--- begin INPUT MATERIAL ---

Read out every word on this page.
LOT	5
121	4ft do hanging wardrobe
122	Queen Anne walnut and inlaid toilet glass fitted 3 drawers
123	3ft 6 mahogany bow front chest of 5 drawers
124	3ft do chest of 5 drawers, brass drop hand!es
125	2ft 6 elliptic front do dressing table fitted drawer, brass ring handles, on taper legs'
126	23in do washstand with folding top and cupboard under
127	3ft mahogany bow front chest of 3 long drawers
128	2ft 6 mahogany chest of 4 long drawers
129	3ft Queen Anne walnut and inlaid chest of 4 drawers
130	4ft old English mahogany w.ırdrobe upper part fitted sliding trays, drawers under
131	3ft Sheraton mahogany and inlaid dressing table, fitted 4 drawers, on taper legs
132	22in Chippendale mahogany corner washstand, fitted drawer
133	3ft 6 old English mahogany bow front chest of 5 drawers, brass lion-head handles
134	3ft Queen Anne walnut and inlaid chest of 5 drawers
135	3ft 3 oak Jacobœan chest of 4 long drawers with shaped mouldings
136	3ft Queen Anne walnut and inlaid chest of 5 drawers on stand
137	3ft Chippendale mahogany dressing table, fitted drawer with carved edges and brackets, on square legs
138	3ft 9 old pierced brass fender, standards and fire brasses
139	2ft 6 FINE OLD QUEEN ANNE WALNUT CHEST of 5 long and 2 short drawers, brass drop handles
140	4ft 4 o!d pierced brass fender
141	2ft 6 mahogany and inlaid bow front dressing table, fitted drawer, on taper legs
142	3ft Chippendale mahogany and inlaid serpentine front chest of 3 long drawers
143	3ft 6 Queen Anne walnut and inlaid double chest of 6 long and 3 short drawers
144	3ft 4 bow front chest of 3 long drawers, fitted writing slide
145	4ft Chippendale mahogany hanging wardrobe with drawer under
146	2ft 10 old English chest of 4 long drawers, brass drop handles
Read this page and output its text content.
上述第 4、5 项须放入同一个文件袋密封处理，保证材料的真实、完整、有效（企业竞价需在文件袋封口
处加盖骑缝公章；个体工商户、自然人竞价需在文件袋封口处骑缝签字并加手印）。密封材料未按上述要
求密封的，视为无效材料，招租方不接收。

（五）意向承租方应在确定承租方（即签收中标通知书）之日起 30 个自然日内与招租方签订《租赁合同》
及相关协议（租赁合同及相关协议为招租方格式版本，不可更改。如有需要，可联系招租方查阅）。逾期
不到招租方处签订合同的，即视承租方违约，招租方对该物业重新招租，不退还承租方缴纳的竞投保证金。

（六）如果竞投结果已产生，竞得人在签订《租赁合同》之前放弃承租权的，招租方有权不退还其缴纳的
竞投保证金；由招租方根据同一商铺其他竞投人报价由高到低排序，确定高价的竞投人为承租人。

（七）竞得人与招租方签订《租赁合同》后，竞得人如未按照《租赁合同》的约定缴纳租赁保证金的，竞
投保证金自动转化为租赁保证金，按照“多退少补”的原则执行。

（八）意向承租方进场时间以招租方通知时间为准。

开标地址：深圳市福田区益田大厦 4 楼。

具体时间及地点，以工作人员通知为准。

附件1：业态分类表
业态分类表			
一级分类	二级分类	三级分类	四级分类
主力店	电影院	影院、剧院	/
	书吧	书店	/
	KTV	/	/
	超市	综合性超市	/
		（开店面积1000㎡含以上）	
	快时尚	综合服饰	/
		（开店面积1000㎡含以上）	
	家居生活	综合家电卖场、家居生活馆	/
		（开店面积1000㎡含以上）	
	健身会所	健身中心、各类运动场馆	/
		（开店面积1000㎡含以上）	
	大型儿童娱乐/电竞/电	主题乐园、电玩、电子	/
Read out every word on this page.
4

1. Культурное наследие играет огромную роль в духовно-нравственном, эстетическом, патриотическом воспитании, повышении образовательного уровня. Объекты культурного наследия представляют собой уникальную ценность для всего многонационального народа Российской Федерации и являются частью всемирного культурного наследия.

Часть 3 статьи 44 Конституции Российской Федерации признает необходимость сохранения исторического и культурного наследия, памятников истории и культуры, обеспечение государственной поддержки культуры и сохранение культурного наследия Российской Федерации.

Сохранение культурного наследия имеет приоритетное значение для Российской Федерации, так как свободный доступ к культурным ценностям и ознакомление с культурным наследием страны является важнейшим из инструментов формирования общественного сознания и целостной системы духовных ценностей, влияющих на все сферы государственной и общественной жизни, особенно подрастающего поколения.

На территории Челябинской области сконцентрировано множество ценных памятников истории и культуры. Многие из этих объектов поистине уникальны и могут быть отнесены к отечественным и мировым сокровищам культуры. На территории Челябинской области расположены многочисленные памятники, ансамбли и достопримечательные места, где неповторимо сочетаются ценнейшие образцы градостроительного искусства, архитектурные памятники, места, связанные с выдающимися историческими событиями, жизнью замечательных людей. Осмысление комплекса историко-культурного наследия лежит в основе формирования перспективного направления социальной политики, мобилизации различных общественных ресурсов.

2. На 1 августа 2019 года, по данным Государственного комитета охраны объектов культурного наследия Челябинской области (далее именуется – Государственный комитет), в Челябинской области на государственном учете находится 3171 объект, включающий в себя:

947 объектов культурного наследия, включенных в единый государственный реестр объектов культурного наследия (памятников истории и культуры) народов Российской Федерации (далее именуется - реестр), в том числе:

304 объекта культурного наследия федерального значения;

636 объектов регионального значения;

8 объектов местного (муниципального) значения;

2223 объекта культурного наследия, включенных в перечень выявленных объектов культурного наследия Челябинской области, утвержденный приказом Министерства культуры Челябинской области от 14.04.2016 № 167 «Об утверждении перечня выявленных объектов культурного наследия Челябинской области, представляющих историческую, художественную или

--- end INPUT MATERIAL ---

## THE PROBLEM
Copy down every line of the entries containing the word "under".

## EXERCISE RESULT
126	23in do washstand with folding top and cupboard under
130	4ft old English mahogany w.ırdrobe upper part fitted sliding trays, drawers under
145	4ft Chippendale mahogany hanging wardrobe with drawer under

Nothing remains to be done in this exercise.